-- start of SUPPLIED DATA --

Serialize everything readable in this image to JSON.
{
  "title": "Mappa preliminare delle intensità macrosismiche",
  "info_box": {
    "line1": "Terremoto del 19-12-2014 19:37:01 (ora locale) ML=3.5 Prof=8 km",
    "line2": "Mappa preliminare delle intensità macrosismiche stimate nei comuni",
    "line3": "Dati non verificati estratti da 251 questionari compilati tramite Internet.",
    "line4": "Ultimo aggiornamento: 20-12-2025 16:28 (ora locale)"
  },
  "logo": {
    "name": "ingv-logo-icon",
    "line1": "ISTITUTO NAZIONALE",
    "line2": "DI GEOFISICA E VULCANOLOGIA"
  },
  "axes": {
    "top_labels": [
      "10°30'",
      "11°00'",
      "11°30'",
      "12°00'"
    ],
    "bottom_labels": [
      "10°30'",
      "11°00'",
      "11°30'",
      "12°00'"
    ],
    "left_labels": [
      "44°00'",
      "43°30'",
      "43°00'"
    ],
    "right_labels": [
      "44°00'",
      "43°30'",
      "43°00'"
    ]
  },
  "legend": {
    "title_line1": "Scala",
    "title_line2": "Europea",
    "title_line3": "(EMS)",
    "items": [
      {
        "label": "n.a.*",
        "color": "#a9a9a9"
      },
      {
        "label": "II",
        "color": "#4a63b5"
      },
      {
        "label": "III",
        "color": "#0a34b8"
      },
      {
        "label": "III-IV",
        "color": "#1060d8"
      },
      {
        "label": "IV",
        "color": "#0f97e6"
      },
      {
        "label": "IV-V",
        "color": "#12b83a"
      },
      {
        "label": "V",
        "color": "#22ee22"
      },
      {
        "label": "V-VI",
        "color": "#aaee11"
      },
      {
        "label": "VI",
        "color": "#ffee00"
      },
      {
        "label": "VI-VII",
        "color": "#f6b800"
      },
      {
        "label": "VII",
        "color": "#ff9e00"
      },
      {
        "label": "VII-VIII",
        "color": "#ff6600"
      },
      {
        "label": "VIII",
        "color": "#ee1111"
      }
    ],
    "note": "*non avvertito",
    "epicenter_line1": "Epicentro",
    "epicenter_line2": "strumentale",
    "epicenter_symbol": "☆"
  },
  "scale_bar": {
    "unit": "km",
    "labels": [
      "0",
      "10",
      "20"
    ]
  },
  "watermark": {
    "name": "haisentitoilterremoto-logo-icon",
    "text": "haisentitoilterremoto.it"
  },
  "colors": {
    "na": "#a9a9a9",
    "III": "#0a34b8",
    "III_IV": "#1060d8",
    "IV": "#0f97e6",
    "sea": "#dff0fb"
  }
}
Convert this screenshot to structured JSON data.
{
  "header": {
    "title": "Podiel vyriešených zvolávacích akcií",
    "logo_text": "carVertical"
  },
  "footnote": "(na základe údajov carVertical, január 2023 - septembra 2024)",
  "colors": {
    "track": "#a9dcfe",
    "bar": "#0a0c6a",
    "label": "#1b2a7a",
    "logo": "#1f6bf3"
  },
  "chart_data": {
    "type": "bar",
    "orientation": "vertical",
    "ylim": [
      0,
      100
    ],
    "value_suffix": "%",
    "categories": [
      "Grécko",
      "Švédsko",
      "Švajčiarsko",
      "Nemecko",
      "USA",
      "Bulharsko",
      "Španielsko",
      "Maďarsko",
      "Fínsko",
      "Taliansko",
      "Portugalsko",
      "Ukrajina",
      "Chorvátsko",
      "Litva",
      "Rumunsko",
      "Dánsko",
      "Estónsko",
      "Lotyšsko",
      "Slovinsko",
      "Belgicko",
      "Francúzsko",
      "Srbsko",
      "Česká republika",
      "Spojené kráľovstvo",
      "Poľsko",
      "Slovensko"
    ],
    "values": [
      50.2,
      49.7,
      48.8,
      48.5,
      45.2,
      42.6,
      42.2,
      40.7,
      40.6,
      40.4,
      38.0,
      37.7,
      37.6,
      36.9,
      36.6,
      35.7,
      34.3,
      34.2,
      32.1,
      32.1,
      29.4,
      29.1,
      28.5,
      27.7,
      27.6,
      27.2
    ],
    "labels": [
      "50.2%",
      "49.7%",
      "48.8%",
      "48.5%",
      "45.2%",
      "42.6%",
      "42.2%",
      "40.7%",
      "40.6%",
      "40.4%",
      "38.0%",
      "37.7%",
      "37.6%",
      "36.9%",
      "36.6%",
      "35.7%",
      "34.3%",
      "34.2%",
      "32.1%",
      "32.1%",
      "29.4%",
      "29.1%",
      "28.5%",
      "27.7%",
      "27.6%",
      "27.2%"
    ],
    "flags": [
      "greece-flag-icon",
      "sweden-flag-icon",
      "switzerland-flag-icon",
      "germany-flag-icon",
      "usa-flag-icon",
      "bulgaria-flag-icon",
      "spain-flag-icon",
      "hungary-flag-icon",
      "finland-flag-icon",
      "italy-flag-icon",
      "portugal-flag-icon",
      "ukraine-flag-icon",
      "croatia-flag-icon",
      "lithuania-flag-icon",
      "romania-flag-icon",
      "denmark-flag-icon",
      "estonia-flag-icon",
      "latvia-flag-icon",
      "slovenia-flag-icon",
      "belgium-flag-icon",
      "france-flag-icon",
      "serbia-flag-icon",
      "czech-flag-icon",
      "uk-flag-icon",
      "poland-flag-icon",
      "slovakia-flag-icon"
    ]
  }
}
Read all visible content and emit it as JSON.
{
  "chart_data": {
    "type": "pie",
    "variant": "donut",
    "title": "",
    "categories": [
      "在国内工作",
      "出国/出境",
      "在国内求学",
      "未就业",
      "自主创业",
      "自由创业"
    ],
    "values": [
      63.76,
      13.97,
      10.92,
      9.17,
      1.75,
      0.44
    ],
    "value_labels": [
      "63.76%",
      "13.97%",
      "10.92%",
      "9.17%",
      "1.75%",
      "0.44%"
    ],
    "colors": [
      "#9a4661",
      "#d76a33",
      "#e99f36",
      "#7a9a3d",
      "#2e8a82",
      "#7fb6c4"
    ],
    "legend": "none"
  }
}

-- end of SUPPLIED DATA --

Repeat the listing above without any change.

Serialize everything readable in this image to JSON.
{
  "title": "Mappa preliminare delle intensità macrosismiche",
  "info_box": {
    "line1": "Terremoto del 19-12-2014 19:37:01 (ora locale) ML=3.5 Prof=8 km",
    "line2": "Mappa preliminare delle intensità macrosismiche stimate nei comuni",
    "line3": "Dati non verificati estratti da 251 questionari compilati tramite Internet.",
    "line4": "Ultimo aggiornamento: 20-12-2025 16:28 (ora locale)"
  },
  "logo": {
    "name": "ingv-logo-icon",
    "line1": "ISTITUTO NAZIONALE",
    "line2": "DI GEOFISICA E VULCANOLOGIA"
  },
  "axes": {
    "top_labels": [
      "10°30'",
      "11°00'",
      "11°30'",
      "12°00'"
    ],
    "bottom_labels": [
      "10°30'",
      "11°00'",
      "11°30'",
      "12°00'"
    ],
    "left_labels": [
      "44°00'",
      "43°30'",
      "43°00'"
    ],
    "right_labels": [
      "44°00'",
      "43°30'",
      "43°00'"
    ]
  },
  "legend": {
    "title_line1": "Scala",
    "title_line2": "Europea",
    "title_line3": "(EMS)",
    "items": [
      {
        "label": "n.a.*",
        "color": "#a9a9a9"
      },
      {
        "label": "II",
        "color": "#4a63b5"
      },
      {
        "label": "III",
        "color": "#0a34b8"
      },
      {
        "label": "III-IV",
        "color": "#1060d8"
      },
      {
        "label": "IV",
        "color": "#0f97e6"
      },
      {
        "label": "IV-V",
        "color": "#12b83a"
      },
      {
        "label": "V",
        "color": "#22ee22"
      },
      {
        "label": "V-VI",
        "color": "#aaee11"
      },
      {
        "label": "VI",
        "color": "#ffee00"
      },
      {
        "label": "VI-VII",
        "color": "#f6b800"
      },
      {
        "label": "VII",
        "color": "#ff9e00"
      },
      {
        "label": "VII-VIII",
        "color": "#ff6600"
      },
      {
        "label": "VIII",
        "color": "#ee1111"
      }
    ],
    "note": "*non avvertito",
    "epicenter_line1": "Epicentro",
    "epicenter_line2": "strumentale",
    "epicenter_symbol": "☆"
  },
  "scale_bar": {
    "unit": "km",
    "labels": [
      "0",
      "10",
      "20"
    ]
  },
  "watermark": {
    "name": "haisentitoilterremoto-logo-icon",
    "text": "haisentitoilterremoto.it"
  },
  "colors": {
    "na": "#a9a9a9",
    "III": "#0a34b8",
    "III_IV": "#1060d8",
    "IV": "#0f97e6",
    "sea": "#dff0fb"
  }
}
Convert this screenshot to structured JSON data.
{
  "header": {
    "title": "Podiel vyriešených zvolávacích akcií",
    "logo_text": "carVertical"
  },
  "footnote": "(na základe údajov carVertical, január 2023 - septembra 2024)",
  "colors": {
    "track": "#a9dcfe",
    "bar": "#0a0c6a",
    "label": "#1b2a7a",
    "logo": "#1f6bf3"
  },
  "chart_data": {
    "type": "bar",
    "orientation": "vertical",
    "ylim": [
      0,
      100
    ],
    "value_suffix": "%",
    "categories": [
      "Grécko",
      "Švédsko",
      "Švajčiarsko",
      "Nemecko",
      "USA",
      "Bulharsko",
      "Španielsko",
      "Maďarsko",
      "Fínsko",
      "Taliansko",
      "Portugalsko",
      "Ukrajina",
      "Chorvátsko",
      "Litva",
      "Rumunsko",
      "Dánsko",
      "Estónsko",
      "Lotyšsko",
      "Slovinsko",
      "Belgicko",
      "Francúzsko",
      "Srbsko",
      "Česká republika",
      "Spojené kráľovstvo",
      "Poľsko",
      "Slovensko"
    ],
    "values": [
      50.2,
      49.7,
      48.8,
      48.5,
      45.2,
      42.6,
      42.2,
      40.7,
      40.6,
      40.4,
      38.0,
      37.7,
      37.6,
      36.9,
      36.6,
      35.7,
      34.3,
      34.2,
      32.1,
      32.1,
      29.4,
      29.1,
      28.5,
      27.7,
      27.6,
      27.2
    ],
    "labels": [
      "50.2%",
      "49.7%",
      "48.8%",
      "48.5%",
      "45.2%",
      "42.6%",
      "42.2%",
      "40.7%",
      "40.6%",
      "40.4%",
      "38.0%",
      "37.7%",
      "37.6%",
      "36.9%",
      "36.6%",
      "35.7%",
      "34.3%",
      "34.2%",
      "32.1%",
      "32.1%",
      "29.4%",
      "29.1%",
      "28.5%",
      "27.7%",
      "27.6%",
      "27.2%"
    ],
    "flags": [
      "greece-flag-icon",
      "sweden-flag-icon",
      "switzerland-flag-icon",
      "germany-flag-icon",
      "usa-flag-icon",
      "bulgaria-flag-icon",
      "spain-flag-icon",
      "hungary-flag-icon",
      "finland-flag-icon",
      "italy-flag-icon",
      "portugal-flag-icon",
      "ukraine-flag-icon",
      "croatia-flag-icon",
      "lithuania-flag-icon",
      "romania-flag-icon",
      "denmark-flag-icon",
      "estonia-flag-icon",
      "latvia-flag-icon",
      "slovenia-flag-icon",
      "belgium-flag-icon",
      "france-flag-icon",
      "serbia-flag-icon",
      "czech-flag-icon",
      "uk-flag-icon",
      "poland-flag-icon",
      "slovakia-flag-icon"
    ]
  }
}
Read all visible content and emit it as JSON.
{
  "chart_data": {
    "type": "pie",
    "variant": "donut",
    "title": "",
    "categories": [
      "在国内工作",
      "出国/出境",
      "在国内求学",
      "未就业",
      "自主创业",
      "自由创业"
    ],
    "values": [
      63.76,
      13.97,
      10.92,
      9.17,
      1.75,
      0.44
    ],
    "value_labels": [
      "63.76%",
      "13.97%",
      "10.92%",
      "9.17%",
      "1.75%",
      "0.44%"
    ],
    "colors": [
      "#9a4661",
      "#d76a33",
      "#e99f36",
      "#7a9a3d",
      "#2e8a82",
      "#7fb6c4"
    ],
    "legend": "none"
  }
}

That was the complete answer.